▶ _TASK TO CARRY OUT_: Output all lines exactly.

-- -- --

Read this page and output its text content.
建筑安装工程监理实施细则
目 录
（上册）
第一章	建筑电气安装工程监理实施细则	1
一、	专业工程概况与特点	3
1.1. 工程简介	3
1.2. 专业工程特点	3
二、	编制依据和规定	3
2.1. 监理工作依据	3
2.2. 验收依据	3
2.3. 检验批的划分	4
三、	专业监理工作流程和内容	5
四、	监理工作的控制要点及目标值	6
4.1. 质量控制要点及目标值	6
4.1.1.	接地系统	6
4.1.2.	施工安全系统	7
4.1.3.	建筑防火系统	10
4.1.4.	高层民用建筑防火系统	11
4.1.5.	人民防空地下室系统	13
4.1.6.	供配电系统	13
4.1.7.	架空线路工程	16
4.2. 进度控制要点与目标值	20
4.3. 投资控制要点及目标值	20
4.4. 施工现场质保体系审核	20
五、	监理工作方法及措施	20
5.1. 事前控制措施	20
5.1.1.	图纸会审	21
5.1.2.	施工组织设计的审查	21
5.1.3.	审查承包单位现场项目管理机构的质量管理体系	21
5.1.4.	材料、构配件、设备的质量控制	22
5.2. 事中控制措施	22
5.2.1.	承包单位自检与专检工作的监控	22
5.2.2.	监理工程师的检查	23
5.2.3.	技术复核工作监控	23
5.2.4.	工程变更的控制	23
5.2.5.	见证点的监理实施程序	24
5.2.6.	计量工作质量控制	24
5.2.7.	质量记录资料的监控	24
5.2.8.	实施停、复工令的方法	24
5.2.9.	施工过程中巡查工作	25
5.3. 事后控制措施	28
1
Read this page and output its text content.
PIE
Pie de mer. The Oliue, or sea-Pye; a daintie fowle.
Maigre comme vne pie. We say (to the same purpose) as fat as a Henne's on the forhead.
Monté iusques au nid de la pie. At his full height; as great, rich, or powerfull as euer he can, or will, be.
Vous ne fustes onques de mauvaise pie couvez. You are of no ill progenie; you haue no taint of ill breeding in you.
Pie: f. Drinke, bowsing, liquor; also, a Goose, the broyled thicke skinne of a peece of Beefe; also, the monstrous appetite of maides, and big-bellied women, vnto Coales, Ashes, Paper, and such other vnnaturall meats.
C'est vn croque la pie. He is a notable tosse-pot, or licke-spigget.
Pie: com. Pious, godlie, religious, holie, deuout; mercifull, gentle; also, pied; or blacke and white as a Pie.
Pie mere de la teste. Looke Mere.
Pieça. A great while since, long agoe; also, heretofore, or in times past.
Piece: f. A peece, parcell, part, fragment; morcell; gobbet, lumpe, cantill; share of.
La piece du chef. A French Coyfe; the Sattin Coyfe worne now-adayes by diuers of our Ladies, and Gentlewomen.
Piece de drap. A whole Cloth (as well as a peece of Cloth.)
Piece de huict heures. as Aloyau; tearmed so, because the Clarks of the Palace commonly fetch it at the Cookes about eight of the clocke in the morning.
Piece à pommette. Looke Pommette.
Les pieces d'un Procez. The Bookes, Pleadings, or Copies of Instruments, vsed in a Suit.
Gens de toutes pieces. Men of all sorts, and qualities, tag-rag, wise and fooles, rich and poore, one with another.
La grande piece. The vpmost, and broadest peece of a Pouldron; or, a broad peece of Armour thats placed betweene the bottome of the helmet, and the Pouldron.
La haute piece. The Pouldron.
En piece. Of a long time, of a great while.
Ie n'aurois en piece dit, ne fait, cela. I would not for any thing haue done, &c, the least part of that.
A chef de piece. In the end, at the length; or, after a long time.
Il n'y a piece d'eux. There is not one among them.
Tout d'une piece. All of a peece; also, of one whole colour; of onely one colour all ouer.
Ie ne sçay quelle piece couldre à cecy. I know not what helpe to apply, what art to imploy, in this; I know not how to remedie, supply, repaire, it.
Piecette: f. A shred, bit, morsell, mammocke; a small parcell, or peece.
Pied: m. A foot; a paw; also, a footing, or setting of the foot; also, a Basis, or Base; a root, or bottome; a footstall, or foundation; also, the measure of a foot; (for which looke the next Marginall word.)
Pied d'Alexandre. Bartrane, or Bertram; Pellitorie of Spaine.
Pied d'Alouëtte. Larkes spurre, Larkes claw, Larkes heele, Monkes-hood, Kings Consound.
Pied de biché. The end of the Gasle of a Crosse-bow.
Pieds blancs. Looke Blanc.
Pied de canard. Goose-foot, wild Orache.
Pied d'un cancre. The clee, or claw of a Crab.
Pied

-- -- --

▶ _THE OUTPUT_:
Read this page and output its text content.
建筑安装工程监理实施细则
目 录
（上册）
第一章	建筑电气安装工程监理实施细则	1
一、	专业工程概况与特点	3
1.1. 工程简介	3
1.2. 专业工程特点	3
二、	编制依据和规定	3
2.1. 监理工作依据	3
2.2. 验收依据	3
2.3. 检验批的划分	4
三、	专业监理工作流程和内容	5
四、	监理工作的控制要点及目标值	6
4.1. 质量控制要点及目标值	6
4.1.1.	接地系统	6
4.1.2.	施工安全系统	7
4.1.3.	建筑防火系统	10
4.1.4.	高层民用建筑防火系统	11
4.1.5.	人民防空地下室系统	13
4.1.6.	供配电系统	13
4.1.7.	架空线路工程	16
4.2. 进度控制要点与目标值	20
4.3. 投资控制要点及目标值	20
4.4. 施工现场质保体系审核	20
五、	监理工作方法及措施	20
5.1. 事前控制措施	20
5.1.1.	图纸会审	21
5.1.2.	施工组织设计的审查	21
5.1.3.	审查承包单位现场项目管理机构的质量管理体系	21
5.1.4.	材料、构配件、设备的质量控制	22
5.2. 事中控制措施	22
5.2.1.	承包单位自检与专检工作的监控	22
5.2.2.	监理工程师的检查	23
5.2.3.	技术复核工作监控	23
5.2.4.	工程变更的控制	23
5.2.5.	见证点的监理实施程序	24
5.2.6.	计量工作质量控制	24
5.2.7.	质量记录资料的监控	24
5.2.8.	实施停、复工令的方法	24
5.2.9.	施工过程中巡查工作	25
5.3. 事后控制措施	28
1
Read this page and output its text content.
PIE
Pie de mer. The Oliue, or sea-Pye; a daintie fowle.
Maigre comme vne pie. We say (to the same purpose) as fat as a Henne's on the forhead.
Monté iusques au nid de la pie. At his full height; as great, rich, or powerfull as euer he can, or will, be.
Vous ne fustes onques de mauvaise pie couvez. You are of no ill progenie; you haue no taint of ill breeding in you.
Pie: f. Drinke, bowsing, liquor; also, a Goose, the broyled thicke skinne of a peece of Beefe; also, the monstrous appetite of maides, and big-bellied women, vnto Coales, Ashes, Paper, and such other vnnaturall meats.
C'est vn croque la pie. He is a notable tosse-pot, or licke-spigget.
Pie: com. Pious, godlie, religious, holie, deuout; mercifull, gentle; also, pied; or blacke and white as a Pie.
Pie mere de la teste. Looke Mere.
Pieça. A great while since, long agoe; also, heretofore, or in times past.
Piece: f. A peece, parcell, part, fragment; morcell; gobbet, lumpe, cantill; share of.
La piece du chef. A French Coyfe; the Sattin Coyfe worne now-adayes by diuers of our Ladies, and Gentlewomen.
Piece de drap. A whole Cloth (as well as a peece of Cloth.)
Piece de huict heures. as Aloyau; tearmed so, because the Clarks of the Palace commonly fetch it at the Cookes about eight of the clocke in the morning.
Piece à pommette. Looke Pommette.
Les pieces d'un Procez. The Bookes, Pleadings, or Copies of Instruments, vsed in a Suit.
Gens de toutes pieces. Men of all sorts, and qualities, tag-rag, wise and fooles, rich and poore, one with another.
La grande piece. The vpmost, and broadest peece of a Pouldron; or, a broad peece of Armour thats placed betweene the bottome of the helmet, and the Pouldron.
La haute piece. The Pouldron.
En piece. Of a long time, of a great while.
Ie n'aurois en piece dit, ne fait, cela. I would not for any thing haue done, &c, the least part of that.
A chef de piece. In the end, at the length; or, after a long time.
Il n'y a piece d'eux. There is not one among them.
Tout d'une piece. All of a peece; also, of one whole colour; of onely one colour all ouer.
Ie ne sçay quelle piece couldre à cecy. I know not what helpe to apply, what art to imploy, in this; I know not how to remedie, supply, repaire, it.
Piecette: f. A shred, bit, morsell, mammocke; a small parcell, or peece.
Pied: m. A foot; a paw; also, a footing, or setting of the foot; also, a Basis, or Base; a root, or bottome; a footstall, or foundation; also, the measure of a foot; (for which looke the next Marginall word.)
Pied d'Alexandre. Bartrane, or Bertram; Pellitorie of Spaine.
Pied d'Alouëtte. Larkes spurre, Larkes claw, Larkes heele, Monkes-hood, Kings Consound.
Pied de biché. The end of the Gasle of a Crosse-bow.
Pieds blancs. Looke Blanc.
Pied de canard. Goose-foot, wild Orache.
Pied d'un cancre. The clee, or claw of a Crab.
Pied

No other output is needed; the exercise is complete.